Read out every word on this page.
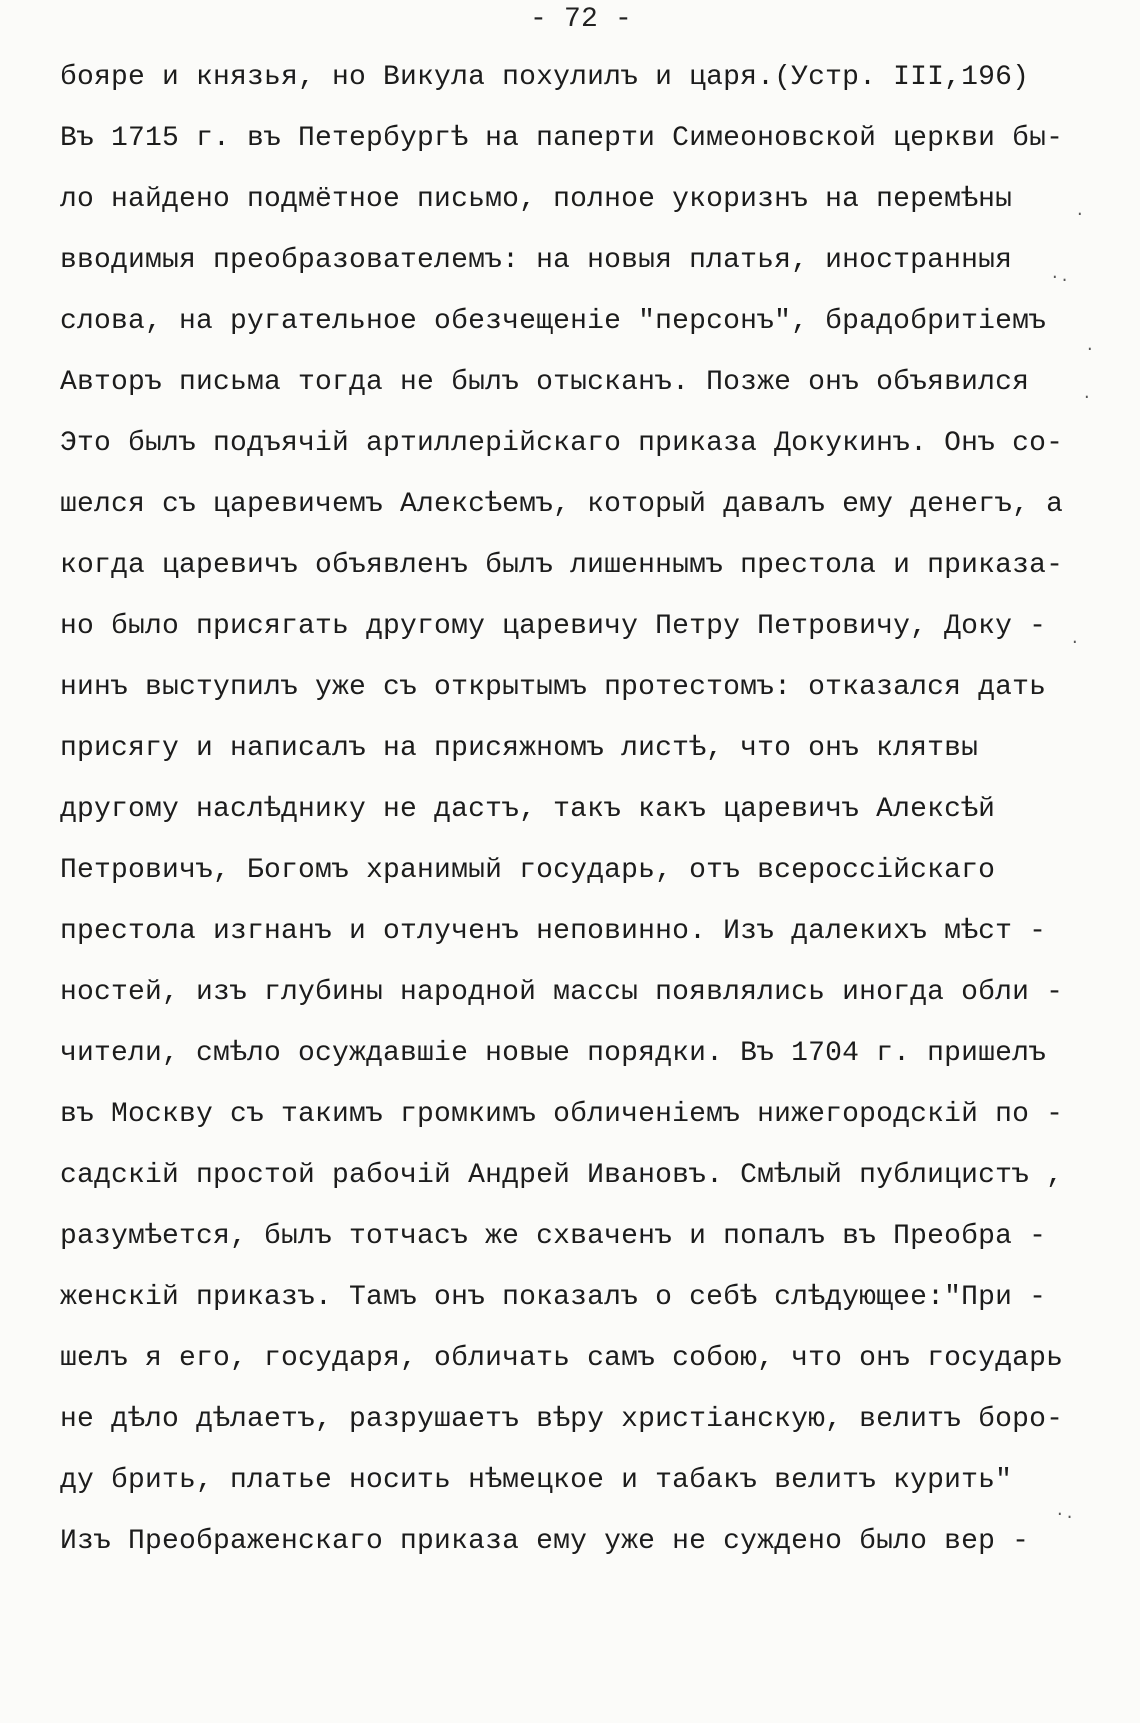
- 72 -
бояре и князья, но Викула похулилъ и царя.(Устр. III,196)
Въ 1715 г. въ Петербургѣ на паперти Симеоновской церкви бы-
ло найдено подмётное письмо, полное укоризнъ на перемѣны
вводимыя преобразователемъ: на новыя платья, иностранныя
слова, на ругательное обезчещеніе "персонъ", брадобритіемъ
Авторъ письма тогда не былъ отысканъ. Позже онъ объявился
Это былъ подъячій артиллерійскаго приказа Докукинъ. Онъ со-
шелся съ царевичемъ Алексѣемъ, который давалъ ему денегъ, а
когда царевичъ объявленъ былъ лишеннымъ престола и приказа-
но было присягать другому царевичу Петру Петровичу, Доку -
нинъ выступилъ уже съ открытымъ протестомъ: отказался дать
присягу и написалъ на присяжномъ листѣ, что онъ клятвы
другому наслѣднику не дастъ, такъ какъ царевичъ Алексѣй
Петровичъ, Богомъ хранимый государь, отъ всероссійскаго
престола изгнанъ и отлученъ неповинно. Изъ далекихъ мѣст -
ностей, изъ глубины народной массы появлялись иногда обли -
чители, смѣло осуждавшіе новые порядки. Въ 1704 г. пришелъ
въ Москву съ такимъ громкимъ обличеніемъ нижегородскій по -
садскій простой рабочій Андрей Ивановъ. Смѣлый публицистъ ,
разумѣется, былъ тотчасъ же схваченъ и попалъ въ Преобра -
женскій приказъ. Тамъ онъ показалъ о себѣ слѣдующее:"При -
шелъ я его, государя, обличать самъ собою, что онъ государь
не дѣло дѣлаетъ, разрушаетъ вѣру христіанскую, велитъ боро-
ду брить, платье носить нѣмецкое и табакъ велитъ курить"
Изъ Преображенскаго приказа ему уже не суждено было вер -
·
·.
·
·
.
·.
┄┄┄┄┄┄┄┄┄┄
Requirement =
From the data above, show each line that contains "было".

Worked solution =
но было присягать другому царевичу Петру Петровичу, Доку -
Изъ Преображенскаго приказа ему уже не суждено было вер -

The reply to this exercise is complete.